### INFORMATION PROVIDED
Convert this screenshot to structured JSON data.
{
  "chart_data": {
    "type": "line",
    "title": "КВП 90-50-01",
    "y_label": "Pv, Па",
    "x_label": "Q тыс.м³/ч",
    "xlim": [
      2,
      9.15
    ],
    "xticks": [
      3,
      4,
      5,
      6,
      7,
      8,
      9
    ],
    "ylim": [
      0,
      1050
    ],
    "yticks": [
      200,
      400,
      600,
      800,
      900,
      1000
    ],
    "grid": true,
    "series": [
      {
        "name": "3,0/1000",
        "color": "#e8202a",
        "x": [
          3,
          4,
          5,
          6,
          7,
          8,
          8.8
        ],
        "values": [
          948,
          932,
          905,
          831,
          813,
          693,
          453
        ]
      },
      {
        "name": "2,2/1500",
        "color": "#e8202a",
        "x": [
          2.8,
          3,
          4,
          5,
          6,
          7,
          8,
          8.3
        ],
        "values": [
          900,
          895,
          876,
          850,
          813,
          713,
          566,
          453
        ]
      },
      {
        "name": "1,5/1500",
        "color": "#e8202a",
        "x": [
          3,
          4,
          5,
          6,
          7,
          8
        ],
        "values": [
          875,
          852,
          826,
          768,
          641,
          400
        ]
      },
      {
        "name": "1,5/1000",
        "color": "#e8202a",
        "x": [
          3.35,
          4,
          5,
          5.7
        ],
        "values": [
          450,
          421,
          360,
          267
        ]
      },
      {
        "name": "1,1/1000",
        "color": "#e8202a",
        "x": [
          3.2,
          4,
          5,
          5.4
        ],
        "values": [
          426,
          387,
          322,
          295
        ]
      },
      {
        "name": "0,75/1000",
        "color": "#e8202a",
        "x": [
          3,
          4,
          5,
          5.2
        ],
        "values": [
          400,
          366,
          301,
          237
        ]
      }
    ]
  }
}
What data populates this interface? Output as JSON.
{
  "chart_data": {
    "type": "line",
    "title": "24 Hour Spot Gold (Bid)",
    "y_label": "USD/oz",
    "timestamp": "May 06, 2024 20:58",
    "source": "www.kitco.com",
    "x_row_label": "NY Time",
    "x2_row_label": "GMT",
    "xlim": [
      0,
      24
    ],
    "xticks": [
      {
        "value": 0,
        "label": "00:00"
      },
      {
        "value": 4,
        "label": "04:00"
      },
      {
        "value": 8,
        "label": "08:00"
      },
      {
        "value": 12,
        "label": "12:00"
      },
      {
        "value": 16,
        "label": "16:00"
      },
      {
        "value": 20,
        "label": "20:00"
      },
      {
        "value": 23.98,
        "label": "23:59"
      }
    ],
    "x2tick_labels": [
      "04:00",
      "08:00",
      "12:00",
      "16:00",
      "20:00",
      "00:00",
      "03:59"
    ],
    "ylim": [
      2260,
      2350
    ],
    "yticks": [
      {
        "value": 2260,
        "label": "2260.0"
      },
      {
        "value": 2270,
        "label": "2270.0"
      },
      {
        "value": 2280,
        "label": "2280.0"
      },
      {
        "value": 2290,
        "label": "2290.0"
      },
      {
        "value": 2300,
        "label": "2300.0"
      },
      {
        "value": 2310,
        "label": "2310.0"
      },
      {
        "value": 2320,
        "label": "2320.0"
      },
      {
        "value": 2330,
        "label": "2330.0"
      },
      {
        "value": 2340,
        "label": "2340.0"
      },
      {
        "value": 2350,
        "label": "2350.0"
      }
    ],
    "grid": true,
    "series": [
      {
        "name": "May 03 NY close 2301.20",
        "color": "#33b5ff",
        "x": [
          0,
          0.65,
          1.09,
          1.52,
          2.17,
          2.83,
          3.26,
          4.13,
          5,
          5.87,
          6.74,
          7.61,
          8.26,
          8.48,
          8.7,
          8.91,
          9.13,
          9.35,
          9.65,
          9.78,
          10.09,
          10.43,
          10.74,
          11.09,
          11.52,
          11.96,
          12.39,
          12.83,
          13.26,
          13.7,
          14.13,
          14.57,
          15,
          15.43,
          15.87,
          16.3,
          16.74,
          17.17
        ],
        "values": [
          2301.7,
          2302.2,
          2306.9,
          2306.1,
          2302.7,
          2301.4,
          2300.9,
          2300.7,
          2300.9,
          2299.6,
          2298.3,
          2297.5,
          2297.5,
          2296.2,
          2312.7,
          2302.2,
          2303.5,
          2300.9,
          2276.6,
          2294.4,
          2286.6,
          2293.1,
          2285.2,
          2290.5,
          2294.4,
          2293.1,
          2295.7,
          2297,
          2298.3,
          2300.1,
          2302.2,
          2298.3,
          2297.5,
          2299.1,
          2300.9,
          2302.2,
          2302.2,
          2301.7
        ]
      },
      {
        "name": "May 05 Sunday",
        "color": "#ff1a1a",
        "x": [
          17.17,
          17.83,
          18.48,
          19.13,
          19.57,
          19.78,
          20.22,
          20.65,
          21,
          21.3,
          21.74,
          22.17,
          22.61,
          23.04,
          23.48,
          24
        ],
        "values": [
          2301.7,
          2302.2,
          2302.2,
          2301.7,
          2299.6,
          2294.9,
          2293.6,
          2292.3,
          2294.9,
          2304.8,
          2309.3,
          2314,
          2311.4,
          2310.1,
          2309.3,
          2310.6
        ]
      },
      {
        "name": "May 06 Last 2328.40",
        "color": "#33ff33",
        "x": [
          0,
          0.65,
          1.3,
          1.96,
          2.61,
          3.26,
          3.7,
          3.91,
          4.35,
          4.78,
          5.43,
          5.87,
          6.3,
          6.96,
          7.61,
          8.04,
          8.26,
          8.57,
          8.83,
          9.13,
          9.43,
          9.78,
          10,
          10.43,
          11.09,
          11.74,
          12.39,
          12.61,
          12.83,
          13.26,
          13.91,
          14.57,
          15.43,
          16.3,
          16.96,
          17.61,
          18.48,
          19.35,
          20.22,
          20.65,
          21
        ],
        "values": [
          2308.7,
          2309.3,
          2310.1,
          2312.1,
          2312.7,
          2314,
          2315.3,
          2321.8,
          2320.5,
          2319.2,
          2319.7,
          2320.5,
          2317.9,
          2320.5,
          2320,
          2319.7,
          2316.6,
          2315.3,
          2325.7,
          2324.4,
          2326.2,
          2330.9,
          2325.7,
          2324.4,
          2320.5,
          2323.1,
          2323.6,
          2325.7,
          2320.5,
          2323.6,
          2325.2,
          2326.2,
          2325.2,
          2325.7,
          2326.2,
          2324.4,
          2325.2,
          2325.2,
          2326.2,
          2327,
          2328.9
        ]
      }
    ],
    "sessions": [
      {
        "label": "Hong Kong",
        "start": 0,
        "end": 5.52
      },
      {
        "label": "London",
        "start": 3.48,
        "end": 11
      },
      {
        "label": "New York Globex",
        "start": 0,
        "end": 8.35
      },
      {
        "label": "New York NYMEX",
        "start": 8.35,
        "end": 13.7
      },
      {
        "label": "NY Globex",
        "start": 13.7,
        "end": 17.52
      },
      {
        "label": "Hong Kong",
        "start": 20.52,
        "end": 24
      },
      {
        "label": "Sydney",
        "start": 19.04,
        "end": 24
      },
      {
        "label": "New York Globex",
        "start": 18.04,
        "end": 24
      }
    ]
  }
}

...

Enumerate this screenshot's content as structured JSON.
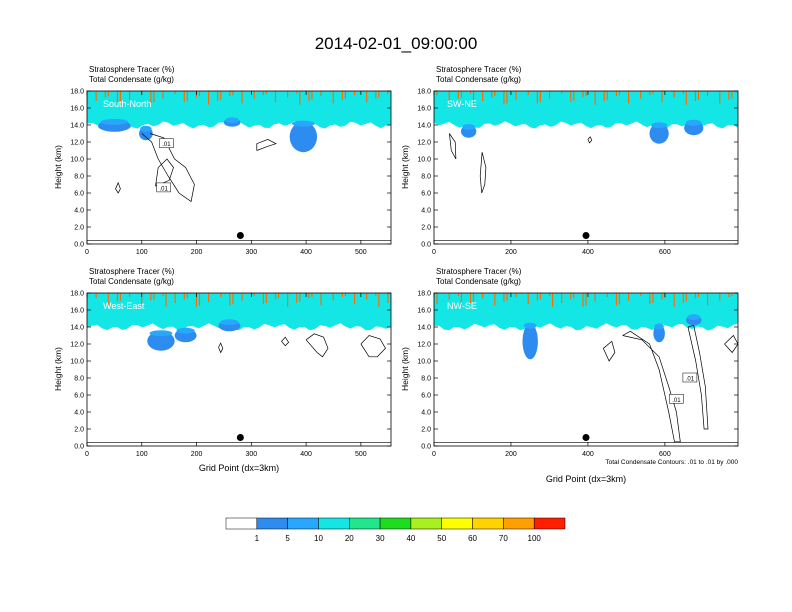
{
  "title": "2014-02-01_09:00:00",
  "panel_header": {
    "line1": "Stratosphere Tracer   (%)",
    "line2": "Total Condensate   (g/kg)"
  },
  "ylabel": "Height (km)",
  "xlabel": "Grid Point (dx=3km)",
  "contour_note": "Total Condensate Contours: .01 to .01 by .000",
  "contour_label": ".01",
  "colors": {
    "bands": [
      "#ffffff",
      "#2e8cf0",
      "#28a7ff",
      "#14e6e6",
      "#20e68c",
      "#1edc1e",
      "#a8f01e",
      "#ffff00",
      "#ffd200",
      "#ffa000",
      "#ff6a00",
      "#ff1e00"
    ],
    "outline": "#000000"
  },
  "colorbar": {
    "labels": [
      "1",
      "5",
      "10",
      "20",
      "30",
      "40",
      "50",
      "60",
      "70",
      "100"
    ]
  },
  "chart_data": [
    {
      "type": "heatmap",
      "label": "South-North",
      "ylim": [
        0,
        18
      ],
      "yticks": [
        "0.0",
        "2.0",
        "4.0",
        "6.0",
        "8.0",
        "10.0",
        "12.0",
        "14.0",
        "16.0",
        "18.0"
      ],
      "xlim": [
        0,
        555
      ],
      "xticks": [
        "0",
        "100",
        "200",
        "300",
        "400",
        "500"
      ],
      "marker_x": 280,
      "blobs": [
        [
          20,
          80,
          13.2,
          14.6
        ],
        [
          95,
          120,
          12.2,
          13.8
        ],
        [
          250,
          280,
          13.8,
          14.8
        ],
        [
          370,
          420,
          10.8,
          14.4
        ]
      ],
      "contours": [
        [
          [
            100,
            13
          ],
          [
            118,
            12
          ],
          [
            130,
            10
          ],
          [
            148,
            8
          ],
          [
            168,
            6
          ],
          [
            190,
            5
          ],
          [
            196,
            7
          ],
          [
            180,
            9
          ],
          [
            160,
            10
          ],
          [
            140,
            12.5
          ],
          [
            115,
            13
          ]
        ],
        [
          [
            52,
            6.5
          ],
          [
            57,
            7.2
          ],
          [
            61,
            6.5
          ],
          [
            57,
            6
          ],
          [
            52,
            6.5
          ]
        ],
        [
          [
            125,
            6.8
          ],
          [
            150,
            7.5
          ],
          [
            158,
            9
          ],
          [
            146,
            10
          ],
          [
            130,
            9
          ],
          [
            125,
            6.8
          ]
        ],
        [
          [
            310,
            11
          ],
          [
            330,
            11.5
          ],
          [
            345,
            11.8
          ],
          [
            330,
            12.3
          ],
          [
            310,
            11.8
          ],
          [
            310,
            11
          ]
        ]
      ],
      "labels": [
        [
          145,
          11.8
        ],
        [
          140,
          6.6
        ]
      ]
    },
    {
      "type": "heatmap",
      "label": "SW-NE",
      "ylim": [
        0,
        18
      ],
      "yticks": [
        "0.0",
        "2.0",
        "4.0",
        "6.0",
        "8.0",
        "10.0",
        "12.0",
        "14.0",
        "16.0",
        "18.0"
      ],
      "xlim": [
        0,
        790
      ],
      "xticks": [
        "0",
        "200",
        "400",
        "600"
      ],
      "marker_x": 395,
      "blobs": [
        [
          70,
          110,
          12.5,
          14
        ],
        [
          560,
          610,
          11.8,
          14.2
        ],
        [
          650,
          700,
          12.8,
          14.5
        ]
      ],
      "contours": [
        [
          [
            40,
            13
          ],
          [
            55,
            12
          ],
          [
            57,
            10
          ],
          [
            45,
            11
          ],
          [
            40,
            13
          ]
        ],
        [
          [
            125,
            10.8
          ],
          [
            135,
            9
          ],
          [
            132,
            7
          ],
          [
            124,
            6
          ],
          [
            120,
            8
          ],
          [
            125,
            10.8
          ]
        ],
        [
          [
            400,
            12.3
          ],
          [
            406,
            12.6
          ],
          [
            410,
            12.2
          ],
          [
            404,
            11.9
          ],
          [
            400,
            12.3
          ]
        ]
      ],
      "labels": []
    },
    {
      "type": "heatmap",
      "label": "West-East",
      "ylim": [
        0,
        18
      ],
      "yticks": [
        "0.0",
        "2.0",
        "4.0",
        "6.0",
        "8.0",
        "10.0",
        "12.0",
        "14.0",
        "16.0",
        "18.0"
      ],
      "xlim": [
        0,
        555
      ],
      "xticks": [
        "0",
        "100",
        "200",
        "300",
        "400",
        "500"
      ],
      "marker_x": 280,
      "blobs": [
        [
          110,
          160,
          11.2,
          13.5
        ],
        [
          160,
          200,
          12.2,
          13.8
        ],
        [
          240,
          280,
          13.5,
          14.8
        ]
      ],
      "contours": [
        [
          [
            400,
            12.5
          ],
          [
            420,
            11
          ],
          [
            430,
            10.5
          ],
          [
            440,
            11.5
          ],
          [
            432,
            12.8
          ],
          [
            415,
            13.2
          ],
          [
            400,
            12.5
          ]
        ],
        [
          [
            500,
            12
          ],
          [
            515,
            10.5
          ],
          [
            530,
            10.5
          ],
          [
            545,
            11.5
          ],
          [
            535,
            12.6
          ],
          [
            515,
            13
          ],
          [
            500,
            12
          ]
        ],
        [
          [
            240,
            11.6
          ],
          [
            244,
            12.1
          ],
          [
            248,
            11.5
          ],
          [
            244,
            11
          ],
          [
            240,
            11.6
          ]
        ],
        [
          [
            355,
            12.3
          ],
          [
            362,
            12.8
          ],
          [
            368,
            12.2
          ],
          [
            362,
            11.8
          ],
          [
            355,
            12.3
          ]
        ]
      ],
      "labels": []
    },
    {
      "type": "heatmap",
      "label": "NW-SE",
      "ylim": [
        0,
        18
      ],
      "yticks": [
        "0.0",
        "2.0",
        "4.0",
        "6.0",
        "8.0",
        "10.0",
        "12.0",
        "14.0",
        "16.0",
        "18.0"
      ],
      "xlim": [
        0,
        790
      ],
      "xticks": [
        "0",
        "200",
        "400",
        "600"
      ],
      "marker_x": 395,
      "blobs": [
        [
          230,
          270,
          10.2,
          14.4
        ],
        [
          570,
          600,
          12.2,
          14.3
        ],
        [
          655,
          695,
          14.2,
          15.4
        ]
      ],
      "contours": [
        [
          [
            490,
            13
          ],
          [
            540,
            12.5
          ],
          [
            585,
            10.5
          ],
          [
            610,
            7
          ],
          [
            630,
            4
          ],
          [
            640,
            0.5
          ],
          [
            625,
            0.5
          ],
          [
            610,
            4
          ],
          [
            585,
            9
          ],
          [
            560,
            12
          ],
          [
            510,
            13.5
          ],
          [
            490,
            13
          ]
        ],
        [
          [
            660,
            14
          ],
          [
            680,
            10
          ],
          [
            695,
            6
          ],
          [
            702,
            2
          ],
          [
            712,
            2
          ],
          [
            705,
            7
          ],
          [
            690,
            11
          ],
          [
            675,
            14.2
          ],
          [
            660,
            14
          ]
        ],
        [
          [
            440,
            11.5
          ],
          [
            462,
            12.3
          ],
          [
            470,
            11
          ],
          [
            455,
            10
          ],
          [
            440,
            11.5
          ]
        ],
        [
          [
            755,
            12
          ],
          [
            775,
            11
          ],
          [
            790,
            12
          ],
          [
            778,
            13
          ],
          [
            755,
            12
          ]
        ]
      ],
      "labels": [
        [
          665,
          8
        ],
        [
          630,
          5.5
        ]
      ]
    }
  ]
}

### EXERCISE INSTRUCTIONS
Pull out every line in the data above that has the word "this".

### FINAL ANSWER
Convert this screenshot to structured JSON data.
What data populates this interface? Output as JSON.
Enumerate this screenshot's content as structured JSON.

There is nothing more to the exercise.